[BEGIN Stored rows]

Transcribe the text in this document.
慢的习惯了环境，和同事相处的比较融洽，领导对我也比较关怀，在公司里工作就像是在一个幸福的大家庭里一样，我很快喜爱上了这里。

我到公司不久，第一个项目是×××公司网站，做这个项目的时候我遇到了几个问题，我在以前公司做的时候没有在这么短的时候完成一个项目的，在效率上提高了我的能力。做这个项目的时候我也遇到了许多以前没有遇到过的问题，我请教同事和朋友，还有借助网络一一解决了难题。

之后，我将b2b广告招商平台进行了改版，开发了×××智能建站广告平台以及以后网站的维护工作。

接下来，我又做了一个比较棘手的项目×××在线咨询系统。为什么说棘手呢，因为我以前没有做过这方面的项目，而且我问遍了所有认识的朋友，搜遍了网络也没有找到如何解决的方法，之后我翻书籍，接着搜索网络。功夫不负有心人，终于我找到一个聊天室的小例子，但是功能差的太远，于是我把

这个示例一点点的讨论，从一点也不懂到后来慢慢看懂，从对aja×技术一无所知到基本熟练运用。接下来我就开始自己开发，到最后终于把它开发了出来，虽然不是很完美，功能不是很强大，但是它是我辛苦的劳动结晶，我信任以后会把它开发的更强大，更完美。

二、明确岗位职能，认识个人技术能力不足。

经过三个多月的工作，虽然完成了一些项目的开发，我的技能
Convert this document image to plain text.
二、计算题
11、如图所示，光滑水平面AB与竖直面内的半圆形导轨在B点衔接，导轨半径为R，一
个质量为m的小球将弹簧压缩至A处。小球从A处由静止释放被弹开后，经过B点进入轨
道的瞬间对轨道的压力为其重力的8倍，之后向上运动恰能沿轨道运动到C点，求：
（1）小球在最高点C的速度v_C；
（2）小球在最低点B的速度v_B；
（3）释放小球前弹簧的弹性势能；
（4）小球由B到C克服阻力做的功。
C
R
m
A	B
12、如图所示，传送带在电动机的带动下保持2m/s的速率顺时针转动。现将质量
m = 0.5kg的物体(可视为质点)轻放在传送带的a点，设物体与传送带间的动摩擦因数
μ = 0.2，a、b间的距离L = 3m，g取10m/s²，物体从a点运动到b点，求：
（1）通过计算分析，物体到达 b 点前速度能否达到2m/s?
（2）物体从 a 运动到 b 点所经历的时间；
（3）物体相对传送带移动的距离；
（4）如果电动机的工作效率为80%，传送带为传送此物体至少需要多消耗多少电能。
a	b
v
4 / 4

[END Stored rows]

Work out how many lines in the records above contain the word "如图所示", and reply with that number alone.

# [Answer below]
2